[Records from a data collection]
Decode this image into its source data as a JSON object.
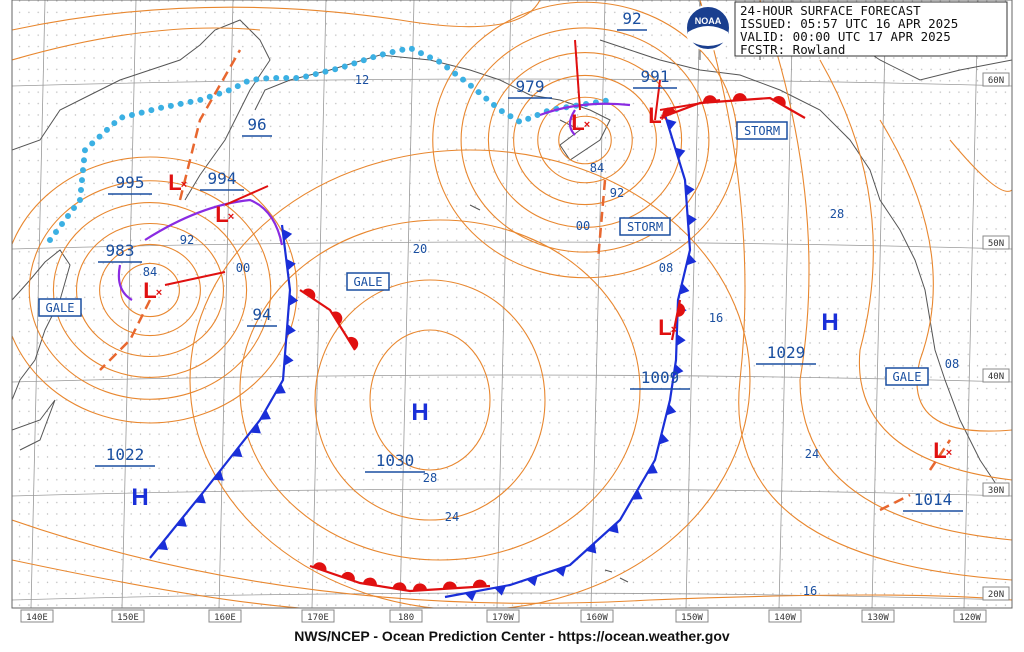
{
  "header": {
    "title": "24-HOUR SURFACE FORECAST",
    "issued": "ISSUED: 05:57 UTC 16 APR 2025",
    "valid": "VALID:  00:00 UTC 17 APR 2025",
    "forecaster": "FCSTR:  Rowland"
  },
  "logo": "NOAA",
  "footer": "NWS/NCEP - Ocean Prediction Center - https://ocean.weather.gov",
  "longitude_labels": [
    "140E",
    "150E",
    "160E",
    "170E",
    "180",
    "170W",
    "160W",
    "150W",
    "140W",
    "130W",
    "120W"
  ],
  "latitude_labels": [
    "60N",
    "50N",
    "40N",
    "30N",
    "20N"
  ],
  "pressure_centers": [
    "995",
    "994",
    "983",
    "96",
    "979",
    "92",
    "991",
    "94",
    "1029",
    "1009",
    "1022",
    "1030",
    "1014"
  ],
  "isobar_labels": [
    "12",
    "92",
    "84",
    "00",
    "20",
    "84",
    "92",
    "00",
    "08",
    "16",
    "28",
    "24",
    "28",
    "24",
    "16",
    "08"
  ],
  "warnings": [
    "GALE",
    "GALE",
    "STORM",
    "STORM",
    "GALE"
  ],
  "highs": [
    "H",
    "H",
    "H"
  ],
  "lows": [
    "L",
    "L",
    "L",
    "L",
    "L",
    "L",
    "L"
  ]
}
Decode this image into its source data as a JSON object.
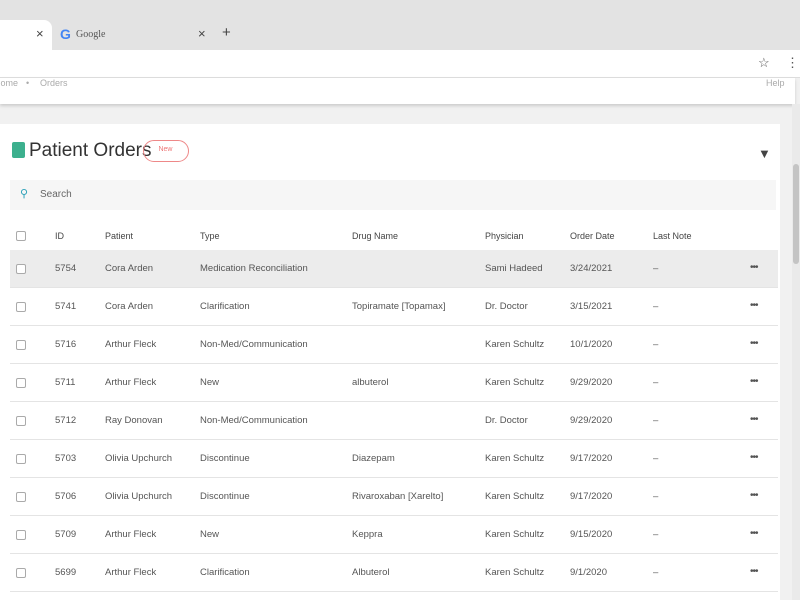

* [Work instructions]
Do not copy the pictures, but repeat every line exactly.

* [Problem solution]
Decode this image into its source data as a JSON object.
{
  "header": {
    "title": "24-HOUR SURFACE FORECAST",
    "issued": "ISSUED: 05:57 UTC 16 APR 2025",
    "valid": "VALID:  00:00 UTC 17 APR 2025",
    "forecaster": "FCSTR:  Rowland"
  },
  "logo": "NOAA",
  "footer": "NWS/NCEP - Ocean Prediction Center - https://ocean.weather.gov",
  "longitude_labels": [
    "140E",
    "150E",
    "160E",
    "170E",
    "180",
    "170W",
    "160W",
    "150W",
    "140W",
    "130W",
    "120W"
  ],
  "latitude_labels": [
    "60N",
    "50N",
    "40N",
    "30N",
    "20N"
  ],
  "pressure_centers": [
    "995",
    "994",
    "983",
    "96",
    "979",
    "92",
    "991",
    "94",
    "1029",
    "1009",
    "1022",
    "1030",
    "1014"
  ],
  "isobar_labels": [
    "12",
    "92",
    "84",
    "00",
    "20",
    "84",
    "92",
    "00",
    "08",
    "16",
    "28",
    "24",
    "28",
    "24",
    "16",
    "08"
  ],
  "warnings": [
    "GALE",
    "GALE",
    "STORM",
    "STORM",
    "GALE"
  ],
  "highs": [
    "H",
    "H",
    "H"
  ],
  "lows": [
    "L",
    "L",
    "L",
    "L",
    "L",
    "L",
    "L"
  ]
}
Decode this image into its source data as a JSON object.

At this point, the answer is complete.